══ Input records ══

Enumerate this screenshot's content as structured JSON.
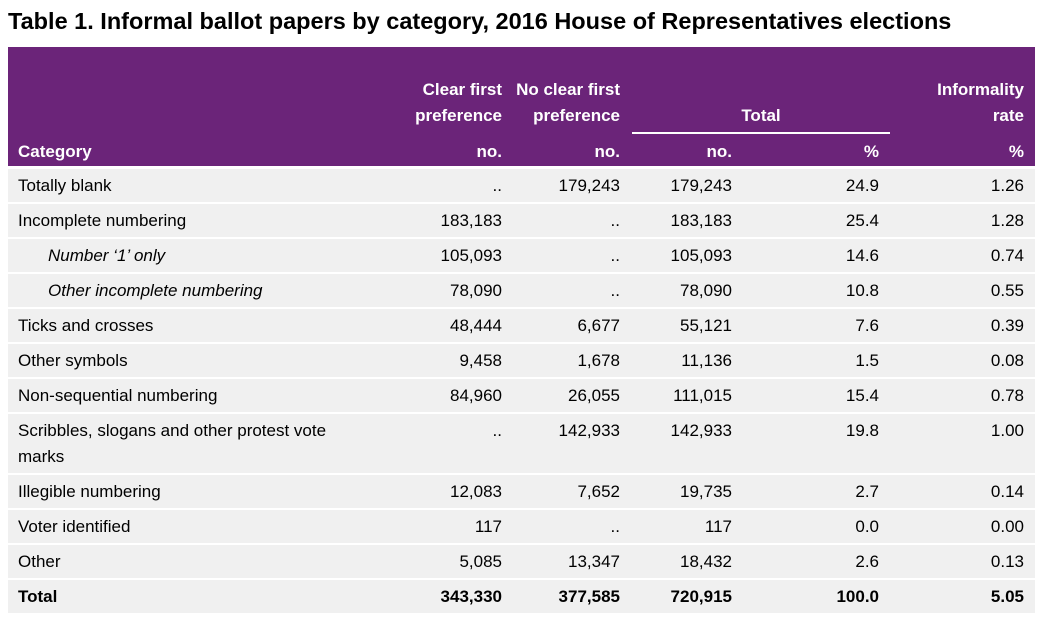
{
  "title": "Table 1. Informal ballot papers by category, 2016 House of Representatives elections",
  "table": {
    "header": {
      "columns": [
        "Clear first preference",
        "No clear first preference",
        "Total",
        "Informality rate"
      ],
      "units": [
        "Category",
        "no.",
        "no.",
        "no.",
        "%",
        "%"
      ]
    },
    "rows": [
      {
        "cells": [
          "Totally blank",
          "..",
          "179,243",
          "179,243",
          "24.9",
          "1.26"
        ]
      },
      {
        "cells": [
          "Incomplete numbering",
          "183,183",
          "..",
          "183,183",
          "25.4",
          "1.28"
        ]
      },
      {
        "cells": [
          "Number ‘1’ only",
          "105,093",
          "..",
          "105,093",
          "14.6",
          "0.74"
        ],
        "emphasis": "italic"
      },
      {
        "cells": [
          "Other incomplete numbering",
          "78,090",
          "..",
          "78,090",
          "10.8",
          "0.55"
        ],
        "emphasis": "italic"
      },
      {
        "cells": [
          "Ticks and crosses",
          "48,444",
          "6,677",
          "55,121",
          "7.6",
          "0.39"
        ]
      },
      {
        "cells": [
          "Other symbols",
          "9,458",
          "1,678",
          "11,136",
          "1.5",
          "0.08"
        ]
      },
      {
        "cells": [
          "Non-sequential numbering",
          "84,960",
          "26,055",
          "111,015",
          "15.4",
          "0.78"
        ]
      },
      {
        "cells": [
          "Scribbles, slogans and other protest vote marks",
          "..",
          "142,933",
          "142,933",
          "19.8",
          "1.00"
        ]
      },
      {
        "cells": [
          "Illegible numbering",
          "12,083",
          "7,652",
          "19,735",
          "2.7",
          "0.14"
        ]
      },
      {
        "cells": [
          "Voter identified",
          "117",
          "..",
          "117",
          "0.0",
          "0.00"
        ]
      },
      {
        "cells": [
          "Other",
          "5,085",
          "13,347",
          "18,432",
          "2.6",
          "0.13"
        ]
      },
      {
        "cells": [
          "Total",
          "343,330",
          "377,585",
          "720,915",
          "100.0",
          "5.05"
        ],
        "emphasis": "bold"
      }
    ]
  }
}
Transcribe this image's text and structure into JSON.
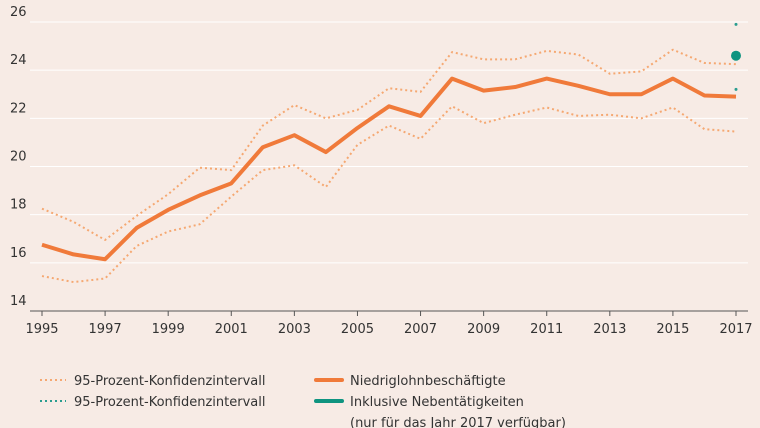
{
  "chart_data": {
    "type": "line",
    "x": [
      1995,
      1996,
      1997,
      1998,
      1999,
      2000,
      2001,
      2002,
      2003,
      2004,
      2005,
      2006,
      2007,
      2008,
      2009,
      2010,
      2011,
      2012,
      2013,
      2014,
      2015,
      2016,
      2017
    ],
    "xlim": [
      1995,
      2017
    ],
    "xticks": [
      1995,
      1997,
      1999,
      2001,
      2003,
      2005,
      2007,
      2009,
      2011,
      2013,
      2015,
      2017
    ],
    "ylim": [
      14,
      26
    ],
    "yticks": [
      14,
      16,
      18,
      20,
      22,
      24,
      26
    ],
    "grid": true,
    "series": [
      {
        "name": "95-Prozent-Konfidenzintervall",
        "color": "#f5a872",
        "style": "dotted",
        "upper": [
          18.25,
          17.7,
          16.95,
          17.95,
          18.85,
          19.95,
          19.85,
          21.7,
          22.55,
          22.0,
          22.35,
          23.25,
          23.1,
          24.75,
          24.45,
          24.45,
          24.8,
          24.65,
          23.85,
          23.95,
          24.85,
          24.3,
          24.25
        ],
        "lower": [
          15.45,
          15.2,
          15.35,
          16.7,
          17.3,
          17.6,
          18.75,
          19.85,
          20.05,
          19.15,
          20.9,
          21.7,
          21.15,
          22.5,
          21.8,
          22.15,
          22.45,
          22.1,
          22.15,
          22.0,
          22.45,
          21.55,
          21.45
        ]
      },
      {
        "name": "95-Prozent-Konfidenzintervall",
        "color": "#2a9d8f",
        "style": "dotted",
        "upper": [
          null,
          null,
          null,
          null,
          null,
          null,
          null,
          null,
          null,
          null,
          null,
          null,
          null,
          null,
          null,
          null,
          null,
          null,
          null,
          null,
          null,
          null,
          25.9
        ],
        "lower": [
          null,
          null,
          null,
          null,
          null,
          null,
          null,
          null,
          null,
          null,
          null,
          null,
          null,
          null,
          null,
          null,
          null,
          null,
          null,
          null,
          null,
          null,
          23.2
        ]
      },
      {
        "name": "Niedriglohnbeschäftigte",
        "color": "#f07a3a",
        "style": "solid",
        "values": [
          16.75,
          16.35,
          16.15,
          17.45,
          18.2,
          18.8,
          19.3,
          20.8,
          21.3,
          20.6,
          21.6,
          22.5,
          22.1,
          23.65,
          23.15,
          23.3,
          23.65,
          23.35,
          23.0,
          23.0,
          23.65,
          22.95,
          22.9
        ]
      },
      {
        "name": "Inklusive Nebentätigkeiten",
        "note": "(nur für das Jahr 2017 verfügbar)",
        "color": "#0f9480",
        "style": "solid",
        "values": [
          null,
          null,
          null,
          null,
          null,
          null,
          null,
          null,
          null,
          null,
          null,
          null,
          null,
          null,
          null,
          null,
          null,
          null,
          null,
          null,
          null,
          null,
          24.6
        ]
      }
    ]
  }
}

═══
══ Input records ══

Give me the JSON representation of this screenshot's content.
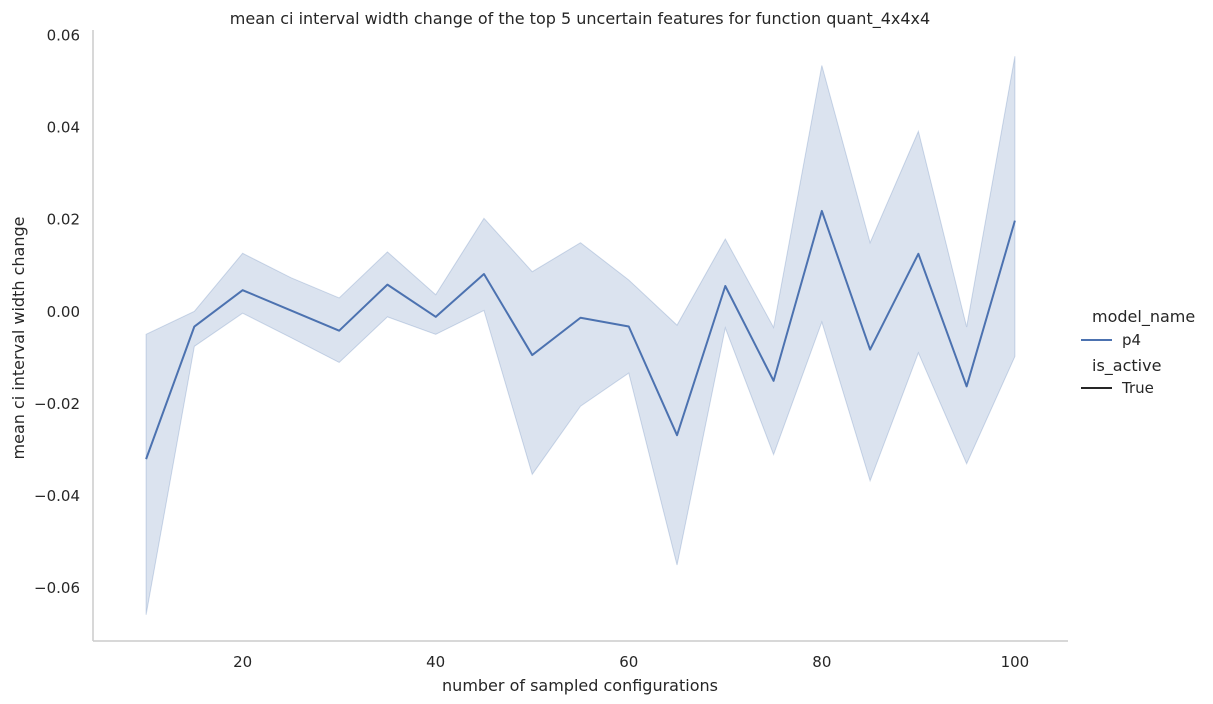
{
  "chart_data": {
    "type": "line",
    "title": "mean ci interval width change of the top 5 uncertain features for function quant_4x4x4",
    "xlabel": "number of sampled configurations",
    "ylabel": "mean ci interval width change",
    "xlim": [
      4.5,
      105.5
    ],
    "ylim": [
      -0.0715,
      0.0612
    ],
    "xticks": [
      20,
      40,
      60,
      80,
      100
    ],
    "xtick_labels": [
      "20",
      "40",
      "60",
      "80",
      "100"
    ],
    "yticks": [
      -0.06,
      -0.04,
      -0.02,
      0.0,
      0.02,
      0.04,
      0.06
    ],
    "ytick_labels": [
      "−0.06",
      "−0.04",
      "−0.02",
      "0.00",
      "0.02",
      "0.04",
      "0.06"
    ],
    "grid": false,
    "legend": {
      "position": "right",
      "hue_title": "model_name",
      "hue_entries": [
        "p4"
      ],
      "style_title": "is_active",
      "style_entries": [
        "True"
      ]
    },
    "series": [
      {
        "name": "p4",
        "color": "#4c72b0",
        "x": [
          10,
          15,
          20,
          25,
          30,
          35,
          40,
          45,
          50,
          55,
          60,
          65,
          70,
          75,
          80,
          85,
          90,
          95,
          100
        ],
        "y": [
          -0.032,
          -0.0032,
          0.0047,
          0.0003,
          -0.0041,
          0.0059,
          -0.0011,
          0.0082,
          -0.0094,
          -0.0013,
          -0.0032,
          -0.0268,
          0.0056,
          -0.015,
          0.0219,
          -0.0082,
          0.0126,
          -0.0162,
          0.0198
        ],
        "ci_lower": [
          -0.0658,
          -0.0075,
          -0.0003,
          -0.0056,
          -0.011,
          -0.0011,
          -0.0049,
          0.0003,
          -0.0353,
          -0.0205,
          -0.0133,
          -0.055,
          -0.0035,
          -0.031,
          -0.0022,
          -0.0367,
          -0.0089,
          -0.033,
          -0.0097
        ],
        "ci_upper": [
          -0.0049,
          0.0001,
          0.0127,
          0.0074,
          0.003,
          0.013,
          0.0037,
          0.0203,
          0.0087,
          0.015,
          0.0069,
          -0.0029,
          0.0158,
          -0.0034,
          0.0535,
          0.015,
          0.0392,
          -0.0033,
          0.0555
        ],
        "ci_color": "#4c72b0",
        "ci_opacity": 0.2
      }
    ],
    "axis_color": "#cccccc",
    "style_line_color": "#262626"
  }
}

═══
══ Input records ══

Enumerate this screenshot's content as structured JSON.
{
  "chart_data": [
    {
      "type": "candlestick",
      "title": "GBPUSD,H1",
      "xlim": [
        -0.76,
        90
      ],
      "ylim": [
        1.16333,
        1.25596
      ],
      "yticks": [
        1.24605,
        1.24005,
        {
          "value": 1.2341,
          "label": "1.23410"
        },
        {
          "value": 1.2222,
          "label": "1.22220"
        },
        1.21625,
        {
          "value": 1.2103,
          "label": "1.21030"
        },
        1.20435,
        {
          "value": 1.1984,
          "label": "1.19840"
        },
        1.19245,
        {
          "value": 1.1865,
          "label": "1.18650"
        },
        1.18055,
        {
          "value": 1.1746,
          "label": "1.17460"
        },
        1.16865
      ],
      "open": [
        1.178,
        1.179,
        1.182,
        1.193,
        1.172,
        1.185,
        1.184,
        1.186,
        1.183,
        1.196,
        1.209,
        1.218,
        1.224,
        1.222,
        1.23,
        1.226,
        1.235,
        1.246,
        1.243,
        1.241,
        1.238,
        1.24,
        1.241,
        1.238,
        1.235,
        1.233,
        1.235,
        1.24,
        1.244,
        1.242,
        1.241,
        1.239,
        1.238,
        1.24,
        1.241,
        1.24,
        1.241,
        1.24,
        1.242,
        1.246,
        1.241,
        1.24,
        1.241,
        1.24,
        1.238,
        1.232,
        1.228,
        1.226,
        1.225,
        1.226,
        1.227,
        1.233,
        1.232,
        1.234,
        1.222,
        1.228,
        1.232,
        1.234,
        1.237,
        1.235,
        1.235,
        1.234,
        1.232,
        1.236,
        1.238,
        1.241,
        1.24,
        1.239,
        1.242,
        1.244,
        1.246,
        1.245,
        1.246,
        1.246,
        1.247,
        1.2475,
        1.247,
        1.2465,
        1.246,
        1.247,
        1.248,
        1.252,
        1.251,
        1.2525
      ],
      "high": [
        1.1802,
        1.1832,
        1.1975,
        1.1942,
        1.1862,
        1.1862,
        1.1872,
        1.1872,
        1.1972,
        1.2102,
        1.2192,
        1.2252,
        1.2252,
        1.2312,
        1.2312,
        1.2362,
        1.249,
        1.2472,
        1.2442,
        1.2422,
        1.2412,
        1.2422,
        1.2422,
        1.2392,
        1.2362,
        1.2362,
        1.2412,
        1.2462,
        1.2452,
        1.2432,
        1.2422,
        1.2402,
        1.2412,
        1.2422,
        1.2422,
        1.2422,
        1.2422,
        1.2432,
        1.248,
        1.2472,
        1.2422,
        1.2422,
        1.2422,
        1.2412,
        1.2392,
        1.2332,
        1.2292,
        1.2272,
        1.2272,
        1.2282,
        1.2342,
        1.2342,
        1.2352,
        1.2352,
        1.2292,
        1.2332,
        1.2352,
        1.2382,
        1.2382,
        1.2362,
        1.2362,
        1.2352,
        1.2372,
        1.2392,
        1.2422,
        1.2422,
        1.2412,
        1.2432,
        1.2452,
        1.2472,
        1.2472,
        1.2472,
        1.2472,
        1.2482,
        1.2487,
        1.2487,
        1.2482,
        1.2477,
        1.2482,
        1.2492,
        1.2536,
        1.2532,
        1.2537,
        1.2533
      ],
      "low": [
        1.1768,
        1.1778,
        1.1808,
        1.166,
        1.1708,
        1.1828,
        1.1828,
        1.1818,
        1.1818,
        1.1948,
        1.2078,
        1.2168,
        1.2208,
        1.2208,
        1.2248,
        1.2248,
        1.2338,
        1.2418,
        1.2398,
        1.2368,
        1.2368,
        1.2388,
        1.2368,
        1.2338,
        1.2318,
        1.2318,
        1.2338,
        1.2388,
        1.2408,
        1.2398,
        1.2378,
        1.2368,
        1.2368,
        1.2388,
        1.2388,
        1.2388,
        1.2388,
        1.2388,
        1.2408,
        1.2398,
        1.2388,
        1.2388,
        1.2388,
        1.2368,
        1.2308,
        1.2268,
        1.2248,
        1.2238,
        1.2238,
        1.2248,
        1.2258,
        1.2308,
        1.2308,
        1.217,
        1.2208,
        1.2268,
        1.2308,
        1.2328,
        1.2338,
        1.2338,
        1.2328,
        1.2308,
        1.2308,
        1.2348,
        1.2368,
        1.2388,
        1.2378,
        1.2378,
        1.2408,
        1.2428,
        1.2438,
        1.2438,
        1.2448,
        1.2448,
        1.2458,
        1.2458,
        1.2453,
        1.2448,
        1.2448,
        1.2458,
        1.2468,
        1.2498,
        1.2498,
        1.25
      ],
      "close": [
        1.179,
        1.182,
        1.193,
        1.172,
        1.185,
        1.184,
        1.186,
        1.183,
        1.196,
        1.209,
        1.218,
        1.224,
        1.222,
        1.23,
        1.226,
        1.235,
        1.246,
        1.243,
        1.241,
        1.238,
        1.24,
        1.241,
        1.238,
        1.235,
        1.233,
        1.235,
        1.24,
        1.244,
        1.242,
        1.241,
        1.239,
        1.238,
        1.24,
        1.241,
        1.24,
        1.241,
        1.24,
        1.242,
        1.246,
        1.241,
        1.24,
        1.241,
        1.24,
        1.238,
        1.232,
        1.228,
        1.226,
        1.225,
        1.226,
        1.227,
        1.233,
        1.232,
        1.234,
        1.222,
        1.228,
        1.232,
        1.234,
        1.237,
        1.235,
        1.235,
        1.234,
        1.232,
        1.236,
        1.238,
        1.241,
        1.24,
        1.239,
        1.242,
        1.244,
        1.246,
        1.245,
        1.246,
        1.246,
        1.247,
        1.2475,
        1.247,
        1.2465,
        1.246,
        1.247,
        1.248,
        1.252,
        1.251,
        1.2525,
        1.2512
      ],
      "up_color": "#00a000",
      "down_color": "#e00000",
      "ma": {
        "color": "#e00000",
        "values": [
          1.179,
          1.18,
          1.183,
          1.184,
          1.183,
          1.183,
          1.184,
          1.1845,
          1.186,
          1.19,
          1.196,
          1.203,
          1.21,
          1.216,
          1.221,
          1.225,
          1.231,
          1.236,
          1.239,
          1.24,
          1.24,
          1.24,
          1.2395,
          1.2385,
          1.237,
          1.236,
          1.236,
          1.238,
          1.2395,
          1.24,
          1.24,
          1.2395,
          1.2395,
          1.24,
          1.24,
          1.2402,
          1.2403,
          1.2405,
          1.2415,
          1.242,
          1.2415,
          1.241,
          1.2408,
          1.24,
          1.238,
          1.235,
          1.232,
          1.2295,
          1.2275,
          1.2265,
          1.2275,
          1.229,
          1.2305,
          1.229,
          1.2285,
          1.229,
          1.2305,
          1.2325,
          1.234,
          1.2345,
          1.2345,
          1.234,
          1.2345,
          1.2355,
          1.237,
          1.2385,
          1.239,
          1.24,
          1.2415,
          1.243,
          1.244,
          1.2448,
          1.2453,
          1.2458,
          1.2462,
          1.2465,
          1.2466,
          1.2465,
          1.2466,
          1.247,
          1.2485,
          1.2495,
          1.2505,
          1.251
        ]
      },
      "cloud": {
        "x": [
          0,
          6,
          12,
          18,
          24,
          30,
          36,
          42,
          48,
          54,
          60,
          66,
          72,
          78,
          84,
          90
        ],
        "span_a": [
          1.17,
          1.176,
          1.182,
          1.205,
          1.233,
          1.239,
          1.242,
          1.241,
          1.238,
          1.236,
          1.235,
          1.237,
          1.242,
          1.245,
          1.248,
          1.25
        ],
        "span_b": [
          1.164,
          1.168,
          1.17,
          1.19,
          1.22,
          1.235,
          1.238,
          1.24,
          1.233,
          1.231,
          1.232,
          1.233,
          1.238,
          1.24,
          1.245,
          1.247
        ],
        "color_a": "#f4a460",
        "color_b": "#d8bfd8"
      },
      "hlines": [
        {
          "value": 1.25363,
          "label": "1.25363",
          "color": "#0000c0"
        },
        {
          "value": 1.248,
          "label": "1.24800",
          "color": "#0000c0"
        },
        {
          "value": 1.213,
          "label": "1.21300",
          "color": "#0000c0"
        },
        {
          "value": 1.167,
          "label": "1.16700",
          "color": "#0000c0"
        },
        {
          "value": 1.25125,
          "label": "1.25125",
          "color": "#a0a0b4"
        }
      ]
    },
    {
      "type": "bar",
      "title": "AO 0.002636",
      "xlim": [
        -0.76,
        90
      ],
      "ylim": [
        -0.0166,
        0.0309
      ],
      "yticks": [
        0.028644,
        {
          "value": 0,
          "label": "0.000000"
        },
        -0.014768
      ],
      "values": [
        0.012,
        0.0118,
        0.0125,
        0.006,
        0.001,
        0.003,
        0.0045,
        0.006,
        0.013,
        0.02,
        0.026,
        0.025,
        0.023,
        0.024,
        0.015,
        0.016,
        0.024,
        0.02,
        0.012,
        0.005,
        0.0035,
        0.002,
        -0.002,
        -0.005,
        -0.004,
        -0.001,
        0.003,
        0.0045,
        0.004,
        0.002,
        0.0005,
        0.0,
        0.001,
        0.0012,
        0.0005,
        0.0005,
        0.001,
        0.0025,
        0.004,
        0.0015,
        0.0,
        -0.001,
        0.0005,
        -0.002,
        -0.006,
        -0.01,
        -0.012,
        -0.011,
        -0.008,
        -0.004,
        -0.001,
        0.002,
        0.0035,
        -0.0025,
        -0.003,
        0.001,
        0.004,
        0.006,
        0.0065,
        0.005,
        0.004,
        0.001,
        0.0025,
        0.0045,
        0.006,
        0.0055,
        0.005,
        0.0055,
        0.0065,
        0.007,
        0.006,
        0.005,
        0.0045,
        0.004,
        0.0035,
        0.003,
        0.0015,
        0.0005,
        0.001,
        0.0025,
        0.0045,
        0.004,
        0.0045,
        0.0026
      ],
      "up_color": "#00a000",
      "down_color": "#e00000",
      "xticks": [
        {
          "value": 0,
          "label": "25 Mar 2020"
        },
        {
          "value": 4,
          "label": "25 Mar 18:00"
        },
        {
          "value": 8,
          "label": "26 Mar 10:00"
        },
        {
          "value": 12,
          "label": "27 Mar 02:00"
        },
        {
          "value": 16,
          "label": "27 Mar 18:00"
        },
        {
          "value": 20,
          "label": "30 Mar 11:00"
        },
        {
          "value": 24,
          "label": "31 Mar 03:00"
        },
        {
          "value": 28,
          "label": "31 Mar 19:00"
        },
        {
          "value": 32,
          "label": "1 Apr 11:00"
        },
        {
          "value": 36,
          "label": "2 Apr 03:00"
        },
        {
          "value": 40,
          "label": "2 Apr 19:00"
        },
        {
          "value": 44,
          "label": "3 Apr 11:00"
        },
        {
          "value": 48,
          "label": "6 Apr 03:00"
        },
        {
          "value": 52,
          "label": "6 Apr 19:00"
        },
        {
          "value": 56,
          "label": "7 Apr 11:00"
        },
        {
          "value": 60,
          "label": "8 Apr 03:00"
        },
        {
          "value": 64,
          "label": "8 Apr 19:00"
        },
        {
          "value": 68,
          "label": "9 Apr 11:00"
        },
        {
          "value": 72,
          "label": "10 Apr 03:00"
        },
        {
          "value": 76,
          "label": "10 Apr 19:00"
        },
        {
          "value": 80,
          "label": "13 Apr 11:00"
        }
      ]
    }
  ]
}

═══

* _Short task_
Where a line contains "mean", copy that line.

* _Response to this exercise_
    "title": "mean ci interval width change of the top 5 uncertain features for function quant_4x4x4",
    "ylabel": "mean ci interval width change",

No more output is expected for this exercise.